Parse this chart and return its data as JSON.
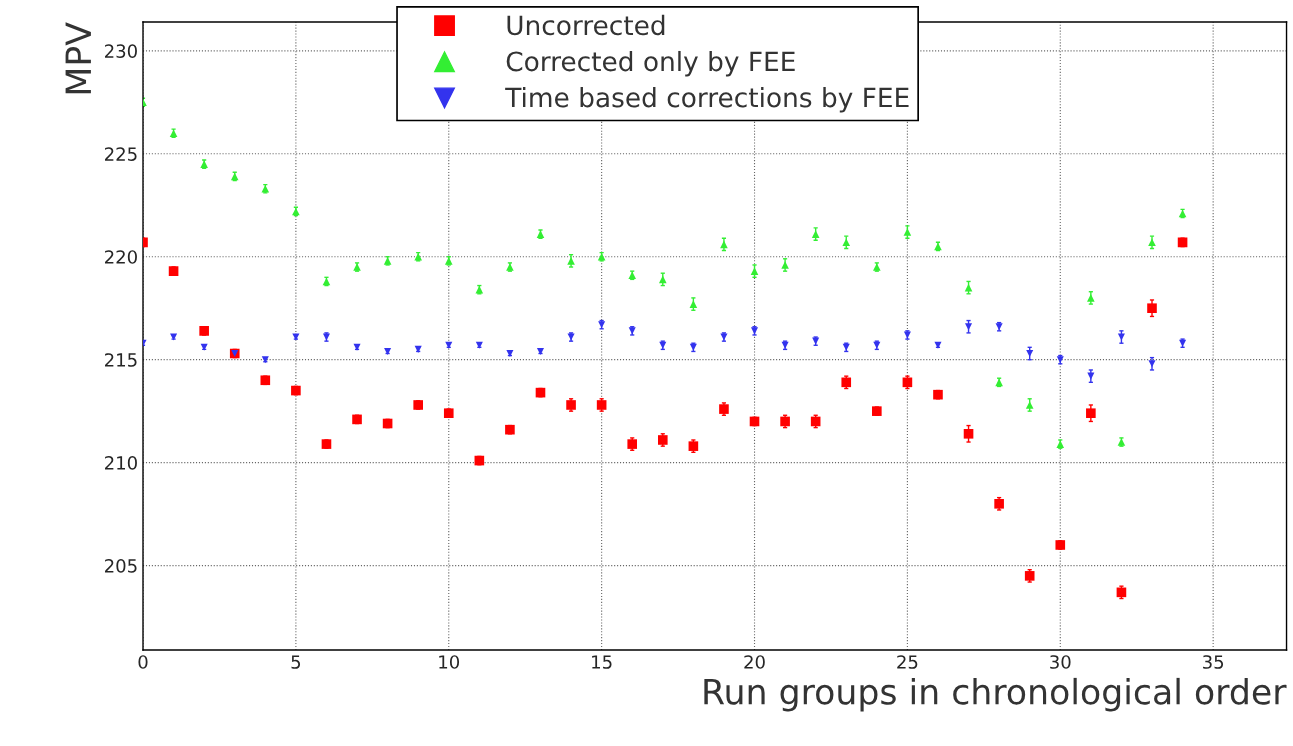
{
  "chart_data": {
    "type": "scatter",
    "xlabel": "Run groups in chronological order",
    "ylabel": "MPV",
    "x": [
      0,
      1,
      2,
      3,
      4,
      5,
      6,
      7,
      8,
      9,
      10,
      11,
      12,
      13,
      14,
      15,
      16,
      17,
      18,
      19,
      20,
      21,
      22,
      23,
      24,
      25,
      26,
      27,
      28,
      29,
      30,
      31,
      32,
      33,
      34
    ],
    "series": [
      {
        "name": "Uncorrected",
        "color": "#ff0000",
        "marker": "square",
        "values": [
          220.7,
          219.3,
          216.4,
          215.3,
          214.0,
          213.5,
          210.9,
          212.1,
          211.9,
          212.8,
          212.4,
          210.1,
          211.6,
          213.4,
          212.8,
          212.8,
          210.9,
          211.1,
          210.8,
          212.6,
          212.0,
          212.0,
          212.0,
          213.9,
          212.5,
          213.9,
          213.3,
          211.4,
          208.0,
          204.5,
          206.0,
          212.4,
          203.7,
          217.5,
          220.7
        ],
        "errors": [
          0.2,
          0.2,
          0.2,
          0.2,
          0.2,
          0.2,
          0.2,
          0.2,
          0.2,
          0.2,
          0.2,
          0.2,
          0.2,
          0.2,
          0.3,
          0.3,
          0.3,
          0.3,
          0.3,
          0.3,
          0.2,
          0.3,
          0.3,
          0.3,
          0.2,
          0.3,
          0.2,
          0.4,
          0.3,
          0.3,
          0.2,
          0.4,
          0.3,
          0.4,
          0.2
        ]
      },
      {
        "name": "Corrected only by FEE",
        "color": "#33ee33",
        "marker": "triangle",
        "values": [
          227.5,
          226.0,
          224.5,
          223.9,
          223.3,
          222.2,
          218.8,
          219.5,
          219.8,
          220.0,
          219.8,
          218.4,
          219.5,
          221.1,
          219.8,
          220.0,
          219.1,
          218.9,
          217.7,
          220.6,
          219.3,
          219.6,
          221.1,
          220.7,
          219.5,
          221.2,
          220.5,
          218.5,
          213.9,
          212.8,
          210.9,
          218.0,
          211.0,
          220.7,
          222.1
        ],
        "errors": [
          0.2,
          0.2,
          0.2,
          0.2,
          0.2,
          0.2,
          0.2,
          0.2,
          0.2,
          0.2,
          0.2,
          0.2,
          0.2,
          0.2,
          0.3,
          0.2,
          0.2,
          0.3,
          0.3,
          0.3,
          0.3,
          0.3,
          0.3,
          0.3,
          0.2,
          0.3,
          0.2,
          0.3,
          0.2,
          0.3,
          0.2,
          0.3,
          0.2,
          0.3,
          0.2
        ]
      },
      {
        "name": "Time based corrections by FEE",
        "color": "#3333ee",
        "marker": "triangle_down",
        "values": [
          215.8,
          216.1,
          215.6,
          215.3,
          215.0,
          216.1,
          216.1,
          215.6,
          215.4,
          215.5,
          215.7,
          215.7,
          215.3,
          215.4,
          216.1,
          216.7,
          216.4,
          215.7,
          215.6,
          216.1,
          216.4,
          215.7,
          215.9,
          215.6,
          215.7,
          216.2,
          215.7,
          216.6,
          216.6,
          215.3,
          215.0,
          214.2,
          216.1,
          214.8,
          215.8
        ],
        "errors": [
          0.1,
          0.1,
          0.1,
          0.1,
          0.1,
          0.1,
          0.2,
          0.1,
          0.1,
          0.1,
          0.1,
          0.1,
          0.1,
          0.1,
          0.2,
          0.2,
          0.2,
          0.2,
          0.2,
          0.2,
          0.2,
          0.2,
          0.2,
          0.2,
          0.2,
          0.2,
          0.1,
          0.3,
          0.2,
          0.3,
          0.2,
          0.3,
          0.3,
          0.3,
          0.2
        ]
      }
    ],
    "xlim": [
      0,
      37.4
    ],
    "ylim": [
      200.9,
      231.4
    ],
    "xticks": [
      0,
      5,
      10,
      15,
      20,
      25,
      30,
      35
    ],
    "yticks": [
      205,
      210,
      215,
      220,
      225,
      230
    ],
    "grid": true,
    "legend": "top"
  }
}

=====

What to do: Return all of the entries word for word, but omit the pictures.

Written answer:
Parse this chart and return its data as JSON.
{
  "chart_data": {
    "type": "scatter",
    "xlabel": "Run groups in chronological order",
    "ylabel": "MPV",
    "x": [
      0,
      1,
      2,
      3,
      4,
      5,
      6,
      7,
      8,
      9,
      10,
      11,
      12,
      13,
      14,
      15,
      16,
      17,
      18,
      19,
      20,
      21,
      22,
      23,
      24,
      25,
      26,
      27,
      28,
      29,
      30,
      31,
      32,
      33,
      34
    ],
    "series": [
      {
        "name": "Uncorrected",
        "color": "#ff0000",
        "marker": "square",
        "values": [
          220.7,
          219.3,
          216.4,
          215.3,
          214.0,
          213.5,
          210.9,
          212.1,
          211.9,
          212.8,
          212.4,
          210.1,
          211.6,
          213.4,
          212.8,
          212.8,
          210.9,
          211.1,
          210.8,
          212.6,
          212.0,
          212.0,
          212.0,
          213.9,
          212.5,
          213.9,
          213.3,
          211.4,
          208.0,
          204.5,
          206.0,
          212.4,
          203.7,
          217.5,
          220.7
        ],
        "errors": [
          0.2,
          0.2,
          0.2,
          0.2,
          0.2,
          0.2,
          0.2,
          0.2,
          0.2,
          0.2,
          0.2,
          0.2,
          0.2,
          0.2,
          0.3,
          0.3,
          0.3,
          0.3,
          0.3,
          0.3,
          0.2,
          0.3,
          0.3,
          0.3,
          0.2,
          0.3,
          0.2,
          0.4,
          0.3,
          0.3,
          0.2,
          0.4,
          0.3,
          0.4,
          0.2
        ]
      },
      {
        "name": "Corrected only by FEE",
        "color": "#33ee33",
        "marker": "triangle",
        "values": [
          227.5,
          226.0,
          224.5,
          223.9,
          223.3,
          222.2,
          218.8,
          219.5,
          219.8,
          220.0,
          219.8,
          218.4,
          219.5,
          221.1,
          219.8,
          220.0,
          219.1,
          218.9,
          217.7,
          220.6,
          219.3,
          219.6,
          221.1,
          220.7,
          219.5,
          221.2,
          220.5,
          218.5,
          213.9,
          212.8,
          210.9,
          218.0,
          211.0,
          220.7,
          222.1
        ],
        "errors": [
          0.2,
          0.2,
          0.2,
          0.2,
          0.2,
          0.2,
          0.2,
          0.2,
          0.2,
          0.2,
          0.2,
          0.2,
          0.2,
          0.2,
          0.3,
          0.2,
          0.2,
          0.3,
          0.3,
          0.3,
          0.3,
          0.3,
          0.3,
          0.3,
          0.2,
          0.3,
          0.2,
          0.3,
          0.2,
          0.3,
          0.2,
          0.3,
          0.2,
          0.3,
          0.2
        ]
      },
      {
        "name": "Time based corrections by FEE",
        "color": "#3333ee",
        "marker": "triangle_down",
        "values": [
          215.8,
          216.1,
          215.6,
          215.3,
          215.0,
          216.1,
          216.1,
          215.6,
          215.4,
          215.5,
          215.7,
          215.7,
          215.3,
          215.4,
          216.1,
          216.7,
          216.4,
          215.7,
          215.6,
          216.1,
          216.4,
          215.7,
          215.9,
          215.6,
          215.7,
          216.2,
          215.7,
          216.6,
          216.6,
          215.3,
          215.0,
          214.2,
          216.1,
          214.8,
          215.8
        ],
        "errors": [
          0.1,
          0.1,
          0.1,
          0.1,
          0.1,
          0.1,
          0.2,
          0.1,
          0.1,
          0.1,
          0.1,
          0.1,
          0.1,
          0.1,
          0.2,
          0.2,
          0.2,
          0.2,
          0.2,
          0.2,
          0.2,
          0.2,
          0.2,
          0.2,
          0.2,
          0.2,
          0.1,
          0.3,
          0.2,
          0.3,
          0.2,
          0.3,
          0.3,
          0.3,
          0.2
        ]
      }
    ],
    "xlim": [
      0,
      37.4
    ],
    "ylim": [
      200.9,
      231.4
    ],
    "xticks": [
      0,
      5,
      10,
      15,
      20,
      25,
      30,
      35
    ],
    "yticks": [
      205,
      210,
      215,
      220,
      225,
      230
    ],
    "grid": true,
    "legend": "top"
  }
}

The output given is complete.